___ Task material ___

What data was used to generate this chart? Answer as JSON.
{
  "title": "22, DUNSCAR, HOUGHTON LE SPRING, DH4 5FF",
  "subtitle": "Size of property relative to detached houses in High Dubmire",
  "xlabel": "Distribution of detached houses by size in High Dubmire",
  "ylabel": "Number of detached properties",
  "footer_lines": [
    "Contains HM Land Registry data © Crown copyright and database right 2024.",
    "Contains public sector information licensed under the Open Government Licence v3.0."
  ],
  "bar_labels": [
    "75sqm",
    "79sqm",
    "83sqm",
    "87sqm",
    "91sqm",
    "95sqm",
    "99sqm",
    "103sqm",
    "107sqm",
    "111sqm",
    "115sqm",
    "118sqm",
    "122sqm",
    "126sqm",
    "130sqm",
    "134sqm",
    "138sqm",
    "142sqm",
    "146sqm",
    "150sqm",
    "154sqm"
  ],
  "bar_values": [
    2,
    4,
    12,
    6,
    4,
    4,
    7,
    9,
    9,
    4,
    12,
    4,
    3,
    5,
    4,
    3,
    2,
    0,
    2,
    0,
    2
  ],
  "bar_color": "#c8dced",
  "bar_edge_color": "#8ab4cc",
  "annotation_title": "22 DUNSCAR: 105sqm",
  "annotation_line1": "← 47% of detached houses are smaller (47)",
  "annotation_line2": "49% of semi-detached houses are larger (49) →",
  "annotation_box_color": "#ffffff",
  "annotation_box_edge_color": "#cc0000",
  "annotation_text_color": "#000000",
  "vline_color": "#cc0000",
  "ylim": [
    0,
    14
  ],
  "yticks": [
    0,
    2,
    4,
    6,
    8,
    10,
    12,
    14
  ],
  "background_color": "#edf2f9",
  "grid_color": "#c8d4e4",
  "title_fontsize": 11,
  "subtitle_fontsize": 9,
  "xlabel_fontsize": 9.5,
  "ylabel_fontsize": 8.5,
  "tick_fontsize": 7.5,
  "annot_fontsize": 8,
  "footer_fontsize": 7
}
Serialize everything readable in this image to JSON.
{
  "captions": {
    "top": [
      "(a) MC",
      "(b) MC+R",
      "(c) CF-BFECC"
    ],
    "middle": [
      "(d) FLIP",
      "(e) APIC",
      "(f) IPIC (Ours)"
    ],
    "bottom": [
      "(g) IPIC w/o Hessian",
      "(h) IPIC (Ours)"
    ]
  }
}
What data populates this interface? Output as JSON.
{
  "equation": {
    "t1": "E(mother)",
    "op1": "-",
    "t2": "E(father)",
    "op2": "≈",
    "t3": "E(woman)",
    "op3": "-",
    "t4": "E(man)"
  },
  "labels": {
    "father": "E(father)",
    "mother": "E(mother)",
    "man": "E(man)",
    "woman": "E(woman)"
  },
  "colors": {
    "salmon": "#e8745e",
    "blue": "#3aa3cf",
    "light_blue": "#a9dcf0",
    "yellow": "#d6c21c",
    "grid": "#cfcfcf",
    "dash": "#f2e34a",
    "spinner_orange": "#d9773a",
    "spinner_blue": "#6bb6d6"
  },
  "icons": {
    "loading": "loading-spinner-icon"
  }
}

___

**Problem:** Return each line of the data exactly as written above.

**Result for this exercise:**
What data was used to generate this chart? Answer as JSON.
{
  "title": "22, DUNSCAR, HOUGHTON LE SPRING, DH4 5FF",
  "subtitle": "Size of property relative to detached houses in High Dubmire",
  "xlabel": "Distribution of detached houses by size in High Dubmire",
  "ylabel": "Number of detached properties",
  "footer_lines": [
    "Contains HM Land Registry data © Crown copyright and database right 2024.",
    "Contains public sector information licensed under the Open Government Licence v3.0."
  ],
  "bar_labels": [
    "75sqm",
    "79sqm",
    "83sqm",
    "87sqm",
    "91sqm",
    "95sqm",
    "99sqm",
    "103sqm",
    "107sqm",
    "111sqm",
    "115sqm",
    "118sqm",
    "122sqm",
    "126sqm",
    "130sqm",
    "134sqm",
    "138sqm",
    "142sqm",
    "146sqm",
    "150sqm",
    "154sqm"
  ],
  "bar_values": [
    2,
    4,
    12,
    6,
    4,
    4,
    7,
    9,
    9,
    4,
    12,
    4,
    3,
    5,
    4,
    3,
    2,
    0,
    2,
    0,
    2
  ],
  "bar_color": "#c8dced",
  "bar_edge_color": "#8ab4cc",
  "annotation_title": "22 DUNSCAR: 105sqm",
  "annotation_line1": "← 47% of detached houses are smaller (47)",
  "annotation_line2": "49% of semi-detached houses are larger (49) →",
  "annotation_box_color": "#ffffff",
  "annotation_box_edge_color": "#cc0000",
  "annotation_text_color": "#000000",
  "vline_color": "#cc0000",
  "ylim": [
    0,
    14
  ],
  "yticks": [
    0,
    2,
    4,
    6,
    8,
    10,
    12,
    14
  ],
  "background_color": "#edf2f9",
  "grid_color": "#c8d4e4",
  "title_fontsize": 11,
  "subtitle_fontsize": 9,
  "xlabel_fontsize": 9.5,
  "ylabel_fontsize": 8.5,
  "tick_fontsize": 7.5,
  "annot_fontsize": 8,
  "footer_fontsize": 7
}
Serialize everything readable in this image to JSON.
{
  "captions": {
    "top": [
      "(a) MC",
      "(b) MC+R",
      "(c) CF-BFECC"
    ],
    "middle": [
      "(d) FLIP",
      "(e) APIC",
      "(f) IPIC (Ours)"
    ],
    "bottom": [
      "(g) IPIC w/o Hessian",
      "(h) IPIC (Ours)"
    ]
  }
}
What data populates this interface? Output as JSON.
{
  "equation": {
    "t1": "E(mother)",
    "op1": "-",
    "t2": "E(father)",
    "op2": "≈",
    "t3": "E(woman)",
    "op3": "-",
    "t4": "E(man)"
  },
  "labels": {
    "father": "E(father)",
    "mother": "E(mother)",
    "man": "E(man)",
    "woman": "E(woman)"
  },
  "colors": {
    "salmon": "#e8745e",
    "blue": "#3aa3cf",
    "light_blue": "#a9dcf0",
    "yellow": "#d6c21c",
    "grid": "#cfcfcf",
    "dash": "#f2e34a",
    "spinner_orange": "#d9773a",
    "spinner_blue": "#6bb6d6"
  },
  "icons": {
    "loading": "loading-spinner-icon"
  }
}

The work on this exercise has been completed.